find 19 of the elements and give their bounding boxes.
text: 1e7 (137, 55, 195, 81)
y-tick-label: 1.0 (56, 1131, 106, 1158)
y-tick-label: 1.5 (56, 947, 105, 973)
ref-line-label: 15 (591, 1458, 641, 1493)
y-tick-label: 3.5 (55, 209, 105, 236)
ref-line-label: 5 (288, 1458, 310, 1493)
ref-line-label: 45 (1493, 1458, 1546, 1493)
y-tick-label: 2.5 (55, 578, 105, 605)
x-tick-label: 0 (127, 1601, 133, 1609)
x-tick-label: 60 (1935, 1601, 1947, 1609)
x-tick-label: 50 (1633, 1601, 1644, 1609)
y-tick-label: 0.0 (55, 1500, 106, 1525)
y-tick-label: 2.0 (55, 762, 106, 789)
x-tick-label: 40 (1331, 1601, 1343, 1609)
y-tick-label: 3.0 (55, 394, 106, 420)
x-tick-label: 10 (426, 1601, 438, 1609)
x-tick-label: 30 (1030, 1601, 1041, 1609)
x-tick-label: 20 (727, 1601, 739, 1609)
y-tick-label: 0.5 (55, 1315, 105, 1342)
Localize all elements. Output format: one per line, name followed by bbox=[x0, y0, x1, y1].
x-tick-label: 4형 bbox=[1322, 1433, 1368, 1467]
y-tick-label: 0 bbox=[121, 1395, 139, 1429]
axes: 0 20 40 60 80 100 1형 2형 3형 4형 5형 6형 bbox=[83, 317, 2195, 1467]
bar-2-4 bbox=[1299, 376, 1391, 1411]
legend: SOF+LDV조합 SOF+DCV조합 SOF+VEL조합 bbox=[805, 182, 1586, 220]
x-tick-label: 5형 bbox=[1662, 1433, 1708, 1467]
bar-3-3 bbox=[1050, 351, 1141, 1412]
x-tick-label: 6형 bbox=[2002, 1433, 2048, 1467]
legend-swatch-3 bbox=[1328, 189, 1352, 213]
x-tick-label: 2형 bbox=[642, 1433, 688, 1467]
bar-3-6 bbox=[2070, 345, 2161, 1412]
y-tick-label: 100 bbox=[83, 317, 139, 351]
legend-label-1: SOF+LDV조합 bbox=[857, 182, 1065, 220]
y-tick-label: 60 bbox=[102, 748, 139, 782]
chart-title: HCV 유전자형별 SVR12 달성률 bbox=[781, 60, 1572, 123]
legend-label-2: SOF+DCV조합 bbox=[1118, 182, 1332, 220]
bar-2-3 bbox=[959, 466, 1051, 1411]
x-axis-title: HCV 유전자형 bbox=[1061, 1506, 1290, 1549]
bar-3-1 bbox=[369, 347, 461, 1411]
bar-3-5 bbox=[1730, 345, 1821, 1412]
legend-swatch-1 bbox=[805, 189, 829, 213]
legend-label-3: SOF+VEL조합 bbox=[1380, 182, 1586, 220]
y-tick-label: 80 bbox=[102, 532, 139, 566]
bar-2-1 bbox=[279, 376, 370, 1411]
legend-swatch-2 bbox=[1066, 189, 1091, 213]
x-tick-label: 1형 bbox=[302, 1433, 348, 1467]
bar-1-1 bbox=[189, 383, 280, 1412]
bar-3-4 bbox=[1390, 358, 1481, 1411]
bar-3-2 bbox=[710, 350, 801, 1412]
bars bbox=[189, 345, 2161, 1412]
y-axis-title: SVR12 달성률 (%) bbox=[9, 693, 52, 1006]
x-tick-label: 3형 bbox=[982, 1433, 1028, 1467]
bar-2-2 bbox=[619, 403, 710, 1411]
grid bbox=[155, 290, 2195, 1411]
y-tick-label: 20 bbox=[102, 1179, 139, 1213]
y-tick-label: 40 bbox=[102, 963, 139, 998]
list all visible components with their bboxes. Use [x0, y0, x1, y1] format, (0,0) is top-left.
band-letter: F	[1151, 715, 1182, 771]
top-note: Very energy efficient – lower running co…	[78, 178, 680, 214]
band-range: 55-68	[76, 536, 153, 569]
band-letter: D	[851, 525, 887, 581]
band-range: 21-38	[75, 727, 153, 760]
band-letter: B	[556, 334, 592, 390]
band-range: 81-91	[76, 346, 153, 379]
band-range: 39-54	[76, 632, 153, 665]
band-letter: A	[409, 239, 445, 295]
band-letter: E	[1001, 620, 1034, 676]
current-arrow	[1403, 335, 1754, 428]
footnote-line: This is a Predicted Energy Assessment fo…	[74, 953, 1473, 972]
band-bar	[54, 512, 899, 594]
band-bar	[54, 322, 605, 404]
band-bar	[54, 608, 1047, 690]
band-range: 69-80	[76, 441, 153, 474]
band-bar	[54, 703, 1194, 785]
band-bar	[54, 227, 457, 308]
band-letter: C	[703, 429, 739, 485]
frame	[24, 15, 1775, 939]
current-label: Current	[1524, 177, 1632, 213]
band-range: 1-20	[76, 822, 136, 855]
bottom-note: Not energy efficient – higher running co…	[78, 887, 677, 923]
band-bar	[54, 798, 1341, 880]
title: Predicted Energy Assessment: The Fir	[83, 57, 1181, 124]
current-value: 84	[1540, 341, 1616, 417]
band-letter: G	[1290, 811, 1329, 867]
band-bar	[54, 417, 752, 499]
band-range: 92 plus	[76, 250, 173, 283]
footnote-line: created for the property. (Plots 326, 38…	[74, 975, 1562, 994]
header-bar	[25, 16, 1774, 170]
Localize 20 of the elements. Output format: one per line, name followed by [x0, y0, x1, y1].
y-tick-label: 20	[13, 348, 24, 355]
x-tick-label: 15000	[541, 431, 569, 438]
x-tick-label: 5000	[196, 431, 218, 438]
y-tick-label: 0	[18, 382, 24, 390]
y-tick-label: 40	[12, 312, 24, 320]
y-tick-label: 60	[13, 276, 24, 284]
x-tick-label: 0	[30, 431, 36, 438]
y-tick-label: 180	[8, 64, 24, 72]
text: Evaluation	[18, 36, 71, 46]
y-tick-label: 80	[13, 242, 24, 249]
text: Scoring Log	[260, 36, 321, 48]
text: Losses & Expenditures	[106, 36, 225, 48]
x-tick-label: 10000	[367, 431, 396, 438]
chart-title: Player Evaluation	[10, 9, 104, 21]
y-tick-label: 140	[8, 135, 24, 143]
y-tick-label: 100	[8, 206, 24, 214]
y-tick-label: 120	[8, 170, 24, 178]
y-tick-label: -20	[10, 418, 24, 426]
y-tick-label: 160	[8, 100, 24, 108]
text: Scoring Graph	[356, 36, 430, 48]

--

WHAT YOU SHOULD DO. Copy out the entries verbatim, starting at the very first line and ending at the line that contains "x-tick-label: 60 (1935, 1601, 1947, 1609)", with that line included.

RESPONSE TO THIS EXERCISE.
find 19 of the elements and give their bounding boxes.
text: 1e7 (137, 55, 195, 81)
y-tick-label: 1.0 (56, 1131, 106, 1158)
y-tick-label: 1.5 (56, 947, 105, 973)
ref-line-label: 15 (591, 1458, 641, 1493)
y-tick-label: 3.5 (55, 209, 105, 236)
ref-line-label: 5 (288, 1458, 310, 1493)
ref-line-label: 45 (1493, 1458, 1546, 1493)
y-tick-label: 2.5 (55, 578, 105, 605)
x-tick-label: 0 (127, 1601, 133, 1609)
x-tick-label: 60 (1935, 1601, 1947, 1609)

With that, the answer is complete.